* [Task statement]
For the material that follows, list every line containing the word "Prevalenza".

-- Start of Source material --

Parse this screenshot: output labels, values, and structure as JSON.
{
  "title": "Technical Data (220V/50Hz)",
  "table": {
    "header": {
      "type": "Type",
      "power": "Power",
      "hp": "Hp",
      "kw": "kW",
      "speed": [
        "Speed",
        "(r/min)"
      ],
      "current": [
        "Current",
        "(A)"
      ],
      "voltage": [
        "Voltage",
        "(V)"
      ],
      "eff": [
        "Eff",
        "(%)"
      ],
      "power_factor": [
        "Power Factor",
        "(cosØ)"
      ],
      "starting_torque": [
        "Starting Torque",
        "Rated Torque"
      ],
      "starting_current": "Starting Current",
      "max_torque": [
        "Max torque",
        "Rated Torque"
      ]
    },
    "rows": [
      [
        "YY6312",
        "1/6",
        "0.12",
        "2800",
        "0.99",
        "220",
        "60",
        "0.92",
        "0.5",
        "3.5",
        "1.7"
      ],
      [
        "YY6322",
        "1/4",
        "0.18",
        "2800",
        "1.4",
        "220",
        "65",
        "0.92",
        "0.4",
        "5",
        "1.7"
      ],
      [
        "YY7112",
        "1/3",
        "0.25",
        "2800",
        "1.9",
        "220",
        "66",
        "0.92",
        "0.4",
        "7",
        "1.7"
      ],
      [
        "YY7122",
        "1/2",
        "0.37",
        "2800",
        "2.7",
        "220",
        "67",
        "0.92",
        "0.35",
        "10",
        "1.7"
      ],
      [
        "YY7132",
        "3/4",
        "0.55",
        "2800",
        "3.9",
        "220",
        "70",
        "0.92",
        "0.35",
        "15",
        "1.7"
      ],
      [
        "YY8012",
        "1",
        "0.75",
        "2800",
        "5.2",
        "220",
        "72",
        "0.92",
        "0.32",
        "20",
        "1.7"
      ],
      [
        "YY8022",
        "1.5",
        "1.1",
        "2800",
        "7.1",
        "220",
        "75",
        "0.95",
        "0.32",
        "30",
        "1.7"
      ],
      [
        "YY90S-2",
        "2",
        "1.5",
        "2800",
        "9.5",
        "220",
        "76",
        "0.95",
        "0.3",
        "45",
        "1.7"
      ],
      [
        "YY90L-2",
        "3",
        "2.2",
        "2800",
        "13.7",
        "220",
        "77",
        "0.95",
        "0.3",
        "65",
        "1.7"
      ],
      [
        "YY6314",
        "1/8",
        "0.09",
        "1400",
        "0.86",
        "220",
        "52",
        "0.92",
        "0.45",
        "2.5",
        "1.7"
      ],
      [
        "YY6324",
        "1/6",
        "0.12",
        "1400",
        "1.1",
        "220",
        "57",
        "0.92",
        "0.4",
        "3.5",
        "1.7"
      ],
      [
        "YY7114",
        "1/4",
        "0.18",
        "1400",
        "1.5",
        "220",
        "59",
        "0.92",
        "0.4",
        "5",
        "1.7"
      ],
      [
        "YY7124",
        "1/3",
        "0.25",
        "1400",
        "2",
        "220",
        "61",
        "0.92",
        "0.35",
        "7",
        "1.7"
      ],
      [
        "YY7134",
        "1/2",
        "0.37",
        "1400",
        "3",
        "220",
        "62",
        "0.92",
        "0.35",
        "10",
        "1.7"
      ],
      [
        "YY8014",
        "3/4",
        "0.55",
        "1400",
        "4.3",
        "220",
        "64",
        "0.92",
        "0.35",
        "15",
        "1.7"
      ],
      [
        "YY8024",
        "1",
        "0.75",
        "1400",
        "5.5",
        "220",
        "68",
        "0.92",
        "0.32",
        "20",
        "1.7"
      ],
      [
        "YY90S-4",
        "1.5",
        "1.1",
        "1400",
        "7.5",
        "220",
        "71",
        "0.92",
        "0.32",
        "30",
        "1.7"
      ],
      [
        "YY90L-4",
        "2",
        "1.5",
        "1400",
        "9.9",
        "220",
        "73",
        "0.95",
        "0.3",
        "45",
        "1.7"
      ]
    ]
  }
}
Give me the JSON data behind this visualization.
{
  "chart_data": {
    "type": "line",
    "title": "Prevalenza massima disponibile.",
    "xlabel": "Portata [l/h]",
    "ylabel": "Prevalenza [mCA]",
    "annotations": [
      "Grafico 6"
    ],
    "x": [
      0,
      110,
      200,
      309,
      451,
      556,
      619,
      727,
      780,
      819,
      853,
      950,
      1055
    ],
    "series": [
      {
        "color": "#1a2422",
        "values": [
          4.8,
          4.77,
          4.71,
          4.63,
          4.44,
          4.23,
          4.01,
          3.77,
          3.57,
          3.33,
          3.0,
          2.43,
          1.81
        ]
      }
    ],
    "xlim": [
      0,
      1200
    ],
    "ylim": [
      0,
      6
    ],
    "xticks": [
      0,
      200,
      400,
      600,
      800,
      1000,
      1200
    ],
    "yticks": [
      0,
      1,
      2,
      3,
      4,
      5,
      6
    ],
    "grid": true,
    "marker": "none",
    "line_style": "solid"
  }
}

-- End of Source material --

* [Problem solution]
    "title": "Prevalenza massima disponibile.",
    "ylabel": "Prevalenza [mCA]",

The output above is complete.